-- START Dataset records --

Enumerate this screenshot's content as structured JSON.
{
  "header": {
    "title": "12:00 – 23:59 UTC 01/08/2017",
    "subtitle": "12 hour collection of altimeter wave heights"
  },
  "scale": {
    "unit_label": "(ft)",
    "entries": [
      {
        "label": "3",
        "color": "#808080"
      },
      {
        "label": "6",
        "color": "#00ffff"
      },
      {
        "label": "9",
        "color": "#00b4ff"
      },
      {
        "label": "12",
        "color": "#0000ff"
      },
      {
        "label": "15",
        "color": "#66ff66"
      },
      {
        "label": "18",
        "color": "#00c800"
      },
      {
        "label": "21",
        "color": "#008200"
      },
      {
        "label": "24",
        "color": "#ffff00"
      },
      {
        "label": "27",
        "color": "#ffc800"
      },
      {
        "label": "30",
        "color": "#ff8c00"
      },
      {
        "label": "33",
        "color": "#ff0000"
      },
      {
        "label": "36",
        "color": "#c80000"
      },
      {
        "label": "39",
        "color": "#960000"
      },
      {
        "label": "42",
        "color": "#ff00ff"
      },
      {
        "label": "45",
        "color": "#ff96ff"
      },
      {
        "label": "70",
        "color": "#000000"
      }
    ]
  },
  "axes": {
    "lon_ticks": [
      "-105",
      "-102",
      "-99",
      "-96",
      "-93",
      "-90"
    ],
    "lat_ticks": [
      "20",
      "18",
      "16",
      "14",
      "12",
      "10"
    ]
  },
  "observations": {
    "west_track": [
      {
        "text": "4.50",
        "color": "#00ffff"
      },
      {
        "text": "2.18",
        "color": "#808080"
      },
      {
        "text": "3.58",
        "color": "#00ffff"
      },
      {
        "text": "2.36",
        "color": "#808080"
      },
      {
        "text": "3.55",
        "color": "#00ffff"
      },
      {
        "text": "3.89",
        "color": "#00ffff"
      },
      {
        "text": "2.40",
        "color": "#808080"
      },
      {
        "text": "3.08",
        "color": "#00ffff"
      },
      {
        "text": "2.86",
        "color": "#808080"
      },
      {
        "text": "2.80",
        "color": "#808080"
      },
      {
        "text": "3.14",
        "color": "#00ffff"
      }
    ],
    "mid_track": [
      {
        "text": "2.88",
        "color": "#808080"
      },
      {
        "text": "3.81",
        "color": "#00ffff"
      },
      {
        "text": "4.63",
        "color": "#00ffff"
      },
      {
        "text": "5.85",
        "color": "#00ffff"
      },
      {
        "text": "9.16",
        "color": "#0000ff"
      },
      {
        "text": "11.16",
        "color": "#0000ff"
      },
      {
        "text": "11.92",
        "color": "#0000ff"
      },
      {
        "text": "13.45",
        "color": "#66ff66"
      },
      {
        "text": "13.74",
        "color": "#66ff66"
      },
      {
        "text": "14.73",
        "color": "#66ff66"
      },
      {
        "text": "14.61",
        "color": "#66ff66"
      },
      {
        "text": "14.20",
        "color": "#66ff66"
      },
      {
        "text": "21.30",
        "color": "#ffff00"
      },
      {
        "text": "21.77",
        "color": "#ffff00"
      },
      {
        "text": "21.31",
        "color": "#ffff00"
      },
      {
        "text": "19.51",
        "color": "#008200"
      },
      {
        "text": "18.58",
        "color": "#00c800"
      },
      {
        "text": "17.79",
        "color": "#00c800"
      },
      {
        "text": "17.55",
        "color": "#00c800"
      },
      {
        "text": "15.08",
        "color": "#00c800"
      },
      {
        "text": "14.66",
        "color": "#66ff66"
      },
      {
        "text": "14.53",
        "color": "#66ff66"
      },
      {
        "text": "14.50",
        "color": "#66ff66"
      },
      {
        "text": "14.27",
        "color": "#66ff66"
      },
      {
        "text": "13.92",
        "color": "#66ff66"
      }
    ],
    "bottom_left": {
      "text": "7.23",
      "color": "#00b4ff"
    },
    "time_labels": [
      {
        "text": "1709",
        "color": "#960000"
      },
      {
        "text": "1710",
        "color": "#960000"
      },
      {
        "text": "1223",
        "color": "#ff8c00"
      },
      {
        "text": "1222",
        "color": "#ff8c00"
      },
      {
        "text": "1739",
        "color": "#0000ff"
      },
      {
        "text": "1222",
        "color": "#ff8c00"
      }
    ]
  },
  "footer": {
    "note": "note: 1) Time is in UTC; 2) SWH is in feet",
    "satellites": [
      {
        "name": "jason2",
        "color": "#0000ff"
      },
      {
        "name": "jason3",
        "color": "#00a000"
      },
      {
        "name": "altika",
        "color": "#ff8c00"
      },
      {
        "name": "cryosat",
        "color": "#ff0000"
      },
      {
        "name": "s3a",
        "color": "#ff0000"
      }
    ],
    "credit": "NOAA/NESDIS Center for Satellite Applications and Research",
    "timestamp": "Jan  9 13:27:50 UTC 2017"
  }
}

-- END Dataset records --

Exercise prompt: Using the listing above, retype each line exactly.

In response:
Enumerate this screenshot's content as structured JSON.
{
  "header": {
    "title": "12:00 – 23:59 UTC 01/08/2017",
    "subtitle": "12 hour collection of altimeter wave heights"
  },
  "scale": {
    "unit_label": "(ft)",
    "entries": [
      {
        "label": "3",
        "color": "#808080"
      },
      {
        "label": "6",
        "color": "#00ffff"
      },
      {
        "label": "9",
        "color": "#00b4ff"
      },
      {
        "label": "12",
        "color": "#0000ff"
      },
      {
        "label": "15",
        "color": "#66ff66"
      },
      {
        "label": "18",
        "color": "#00c800"
      },
      {
        "label": "21",
        "color": "#008200"
      },
      {
        "label": "24",
        "color": "#ffff00"
      },
      {
        "label": "27",
        "color": "#ffc800"
      },
      {
        "label": "30",
        "color": "#ff8c00"
      },
      {
        "label": "33",
        "color": "#ff0000"
      },
      {
        "label": "36",
        "color": "#c80000"
      },
      {
        "label": "39",
        "color": "#960000"
      },
      {
        "label": "42",
        "color": "#ff00ff"
      },
      {
        "label": "45",
        "color": "#ff96ff"
      },
      {
        "label": "70",
        "color": "#000000"
      }
    ]
  },
  "axes": {
    "lon_ticks": [
      "-105",
      "-102",
      "-99",
      "-96",
      "-93",
      "-90"
    ],
    "lat_ticks": [
      "20",
      "18",
      "16",
      "14",
      "12",
      "10"
    ]
  },
  "observations": {
    "west_track": [
      {
        "text": "4.50",
        "color": "#00ffff"
      },
      {
        "text": "2.18",
        "color": "#808080"
      },
      {
        "text": "3.58",
        "color": "#00ffff"
      },
      {
        "text": "2.36",
        "color": "#808080"
      },
      {
        "text": "3.55",
        "color": "#00ffff"
      },
      {
        "text": "3.89",
        "color": "#00ffff"
      },
      {
        "text": "2.40",
        "color": "#808080"
      },
      {
        "text": "3.08",
        "color": "#00ffff"
      },
      {
        "text": "2.86",
        "color": "#808080"
      },
      {
        "text": "2.80",
        "color": "#808080"
      },
      {
        "text": "3.14",
        "color": "#00ffff"
      }
    ],
    "mid_track": [
      {
        "text": "2.88",
        "color": "#808080"
      },
      {
        "text": "3.81",
        "color": "#00ffff"
      },
      {
        "text": "4.63",
        "color": "#00ffff"
      },
      {
        "text": "5.85",
        "color": "#00ffff"
      },
      {
        "text": "9.16",
        "color": "#0000ff"
      },
      {
        "text": "11.16",
        "color": "#0000ff"
      },
      {
        "text": "11.92",
        "color": "#0000ff"
      },
      {
        "text": "13.45",
        "color": "#66ff66"
      },
      {
        "text": "13.74",
        "color": "#66ff66"
      },
      {
        "text": "14.73",
        "color": "#66ff66"
      },
      {
        "text": "14.61",
        "color": "#66ff66"
      },
      {
        "text": "14.20",
        "color": "#66ff66"
      },
      {
        "text": "21.30",
        "color": "#ffff00"
      },
      {
        "text": "21.77",
        "color": "#ffff00"
      },
      {
        "text": "21.31",
        "color": "#ffff00"
      },
      {
        "text": "19.51",
        "color": "#008200"
      },
      {
        "text": "18.58",
        "color": "#00c800"
      },
      {
        "text": "17.79",
        "color": "#00c800"
      },
      {
        "text": "17.55",
        "color": "#00c800"
      },
      {
        "text": "15.08",
        "color": "#00c800"
      },
      {
        "text": "14.66",
        "color": "#66ff66"
      },
      {
        "text": "14.53",
        "color": "#66ff66"
      },
      {
        "text": "14.50",
        "color": "#66ff66"
      },
      {
        "text": "14.27",
        "color": "#66ff66"
      },
      {
        "text": "13.92",
        "color": "#66ff66"
      }
    ],
    "bottom_left": {
      "text": "7.23",
      "color": "#00b4ff"
    },
    "time_labels": [
      {
        "text": "1709",
        "color": "#960000"
      },
      {
        "text": "1710",
        "color": "#960000"
      },
      {
        "text": "1223",
        "color": "#ff8c00"
      },
      {
        "text": "1222",
        "color": "#ff8c00"
      },
      {
        "text": "1739",
        "color": "#0000ff"
      },
      {
        "text": "1222",
        "color": "#ff8c00"
      }
    ]
  },
  "footer": {
    "note": "note: 1) Time is in UTC; 2) SWH is in feet",
    "satellites": [
      {
        "name": "jason2",
        "color": "#0000ff"
      },
      {
        "name": "jason3",
        "color": "#00a000"
      },
      {
        "name": "altika",
        "color": "#ff8c00"
      },
      {
        "name": "cryosat",
        "color": "#ff0000"
      },
      {
        "name": "s3a",
        "color": "#ff0000"
      }
    ],
    "credit": "NOAA/NESDIS Center for Satellite Applications and Research",
    "timestamp": "Jan  9 13:27:50 UTC 2017"
  }
}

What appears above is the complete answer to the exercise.